- **Task description**: Your task is to extract every entry that follows word for word while excluding the pictures.

- **Data provided**:
>> start

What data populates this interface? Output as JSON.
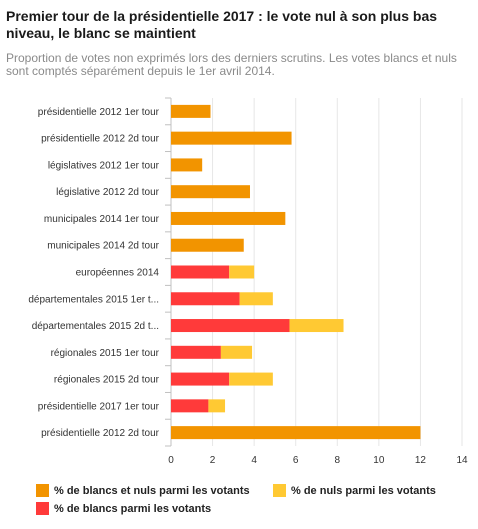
{
  "header": {
    "title": "Premier tour de la présidentielle 2017 : le vote nul à son plus bas niveau, le blanc se maintient",
    "subtitle": "Proportion de votes non exprimés lors des derniers scrutins. Les votes blancs et nuls sont comptés séparément depuis le 1er avril 2014."
  },
  "chart_data": {
    "type": "bar",
    "orientation": "horizontal",
    "stacked": true,
    "title": "Premier tour de la présidentielle 2017 : le vote nul à son plus bas niveau, le blanc se maintient",
    "xlim": [
      0,
      14
    ],
    "xticks": [
      "0",
      "2",
      "4",
      "6",
      "8",
      "10",
      "12",
      "14"
    ],
    "grid": true,
    "legend_position": "bottom",
    "categories": [
      "présidentielle 2012 1er tour",
      "présidentielle 2012 2d tour",
      "législatives 2012 1er tour",
      "législative 2012 2d tour",
      "municipales 2014 1er tour",
      "municipales 2014 2d tour",
      "européennes 2014",
      "départementales 2015 1er t...",
      "départementales 2015 2d t...",
      "régionales 2015 1er tour",
      "régionales 2015 2d tour",
      "présidentielle 2017 1er tour",
      "présidentielle 2012 2d tour"
    ],
    "series": [
      {
        "name": "% de blancs et nuls parmi les votants",
        "color": "#f29400",
        "values": [
          1.9,
          5.8,
          1.5,
          3.8,
          5.5,
          3.5,
          0,
          0,
          0,
          0,
          0,
          0,
          12.0
        ]
      },
      {
        "name": "% de blancs parmi les votants",
        "color": "#ff3a3a",
        "values": [
          0,
          0,
          0,
          0,
          0,
          0,
          2.8,
          3.3,
          5.7,
          2.4,
          2.8,
          1.8,
          0
        ]
      },
      {
        "name": "% de nuls parmi les votants",
        "color": "#ffc933",
        "values": [
          0,
          0,
          0,
          0,
          0,
          0,
          1.2,
          1.6,
          2.6,
          1.5,
          2.1,
          0.8,
          0
        ]
      }
    ]
  },
  "legend": {
    "items": [
      {
        "label": "% de blancs et nuls parmi les votants",
        "color": "#f29400"
      },
      {
        "label": "% de nuls parmi les votants",
        "color": "#ffc933"
      },
      {
        "label": "% de blancs parmi les votants",
        "color": "#ff3a3a"
      }
    ]
  }
}
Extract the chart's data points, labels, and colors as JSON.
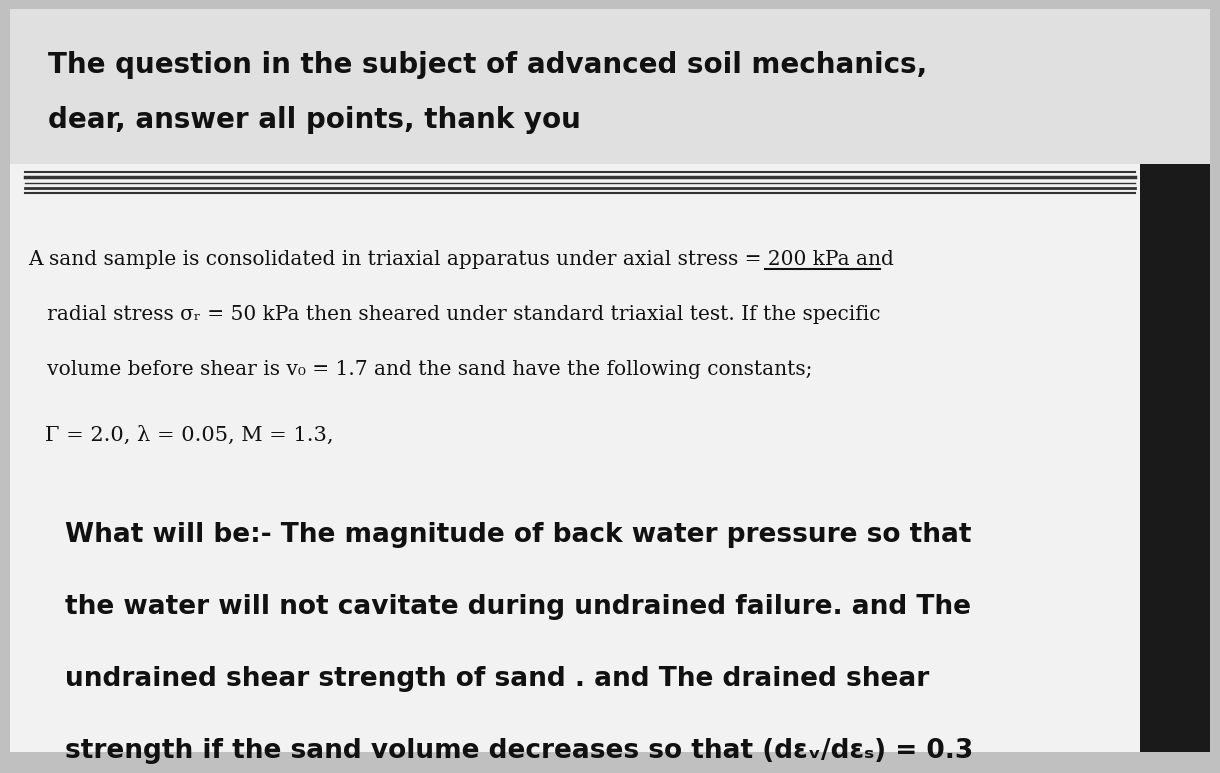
{
  "bg_top_color": "#c8c8c8",
  "bg_bottom_color": "#e8e8e8",
  "paper_color": "#f5f5f5",
  "title_line1": "The question in the subject of advanced soil mechanics,",
  "title_line2": "dear, answer all points, thank you",
  "body_line1": "A sand sample is consolidated in triaxial apparatus under axial stress = 200 kPa and",
  "body_line2": "   radial stress σᵣ = 50 kPa then sheared under standard triaxial test. If the specific",
  "body_line3": "   volume before shear is v₀ = 1.7 and the sand have the following constants;",
  "constants_line": "Γ = 2.0, λ = 0.05, M = 1.3,",
  "question_line1": "What will be:- The magnitude of back water pressure so that",
  "question_line2": "the water will not cavitate during undrained failure. and The",
  "question_line3": "undrained shear strength of sand . and The drained shear",
  "question_line4": "strength if the sand volume decreases so that (dεᵥ/dεₛ) = 0.3",
  "title_fontsize": 20,
  "body_fontsize": 14.5,
  "constants_fontsize": 15,
  "question_fontsize": 19,
  "dark_strip_color": "#1a1a1a",
  "divider_color": "#444444",
  "text_color": "#111111"
}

>> end

- **Exercise output**:
What data populates this interface? Output as JSON.
{
  "header": {
    "title": "Premier tour de la présidentielle 2017 : le vote nul à son plus bas niveau, le blanc se maintient",
    "subtitle": "Proportion de votes non exprimés lors des derniers scrutins. Les votes blancs et nuls sont comptés séparément depuis le 1er avril 2014."
  },
  "chart_data": {
    "type": "bar",
    "orientation": "horizontal",
    "stacked": true,
    "title": "Premier tour de la présidentielle 2017 : le vote nul à son plus bas niveau, le blanc se maintient",
    "xlim": [
      0,
      14
    ],
    "xticks": [
      "0",
      "2",
      "4",
      "6",
      "8",
      "10",
      "12",
      "14"
    ],
    "grid": true,
    "legend_position": "bottom",
    "categories": [
      "présidentielle 2012 1er tour",
      "présidentielle 2012 2d tour",
      "législatives 2012 1er tour",
      "législative 2012 2d tour",
      "municipales 2014 1er tour",
      "municipales 2014 2d tour",
      "européennes 2014",
      "départementales 2015 1er t...",
      "départementales 2015 2d t...",
      "régionales 2015 1er tour",
      "régionales 2015 2d tour",
      "présidentielle 2017 1er tour",
      "présidentielle 2012 2d tour"
    ],
    "series": [
      {
        "name": "% de blancs et nuls parmi les votants",
        "color": "#f29400",
        "values": [
          1.9,
          5.8,
          1.5,
          3.8,
          5.5,
          3.5,
          0,
          0,
          0,
          0,
          0,
          0,
          12.0
        ]
      },
      {
        "name": "% de blancs parmi les votants",
        "color": "#ff3a3a",
        "values": [
          0,
          0,
          0,
          0,
          0,
          0,
          2.8,
          3.3,
          5.7,
          2.4,
          2.8,
          1.8,
          0
        ]
      },
      {
        "name": "% de nuls parmi les votants",
        "color": "#ffc933",
        "values": [
          0,
          0,
          0,
          0,
          0,
          0,
          1.2,
          1.6,
          2.6,
          1.5,
          2.1,
          0.8,
          0
        ]
      }
    ]
  },
  "legend": {
    "items": [
      {
        "label": "% de blancs et nuls parmi les votants",
        "color": "#f29400"
      },
      {
        "label": "% de nuls parmi les votants",
        "color": "#ffc933"
      },
      {
        "label": "% de blancs parmi les votants",
        "color": "#ff3a3a"
      }
    ]
  }
}
Extract the chart's data points, labels, and colors as JSON.
{
  "bg_top_color": "#c8c8c8",
  "bg_bottom_color": "#e8e8e8",
  "paper_color": "#f5f5f5",
  "title_line1": "The question in the subject of advanced soil mechanics,",
  "title_line2": "dear, answer all points, thank you",
  "body_line1": "A sand sample is consolidated in triaxial apparatus under axial stress = 200 kPa and",
  "body_line2": "   radial stress σᵣ = 50 kPa then sheared under standard triaxial test. If the specific",
  "body_line3": "   volume before shear is v₀ = 1.7 and the sand have the following constants;",
  "constants_line": "Γ = 2.0, λ = 0.05, M = 1.3,",
  "question_line1": "What will be:- The magnitude of back water pressure so that",
  "question_line2": "the water will not cavitate during undrained failure. and The",
  "question_line3": "undrained shear strength of sand . and The drained shear",
  "question_line4": "strength if the sand volume decreases so that (dεᵥ/dεₛ) = 0.3",
  "title_fontsize": 20,
  "body_fontsize": 14.5,
  "constants_fontsize": 15,
  "question_fontsize": 19,
  "dark_strip_color": "#1a1a1a",
  "divider_color": "#444444",
  "text_color": "#111111"
}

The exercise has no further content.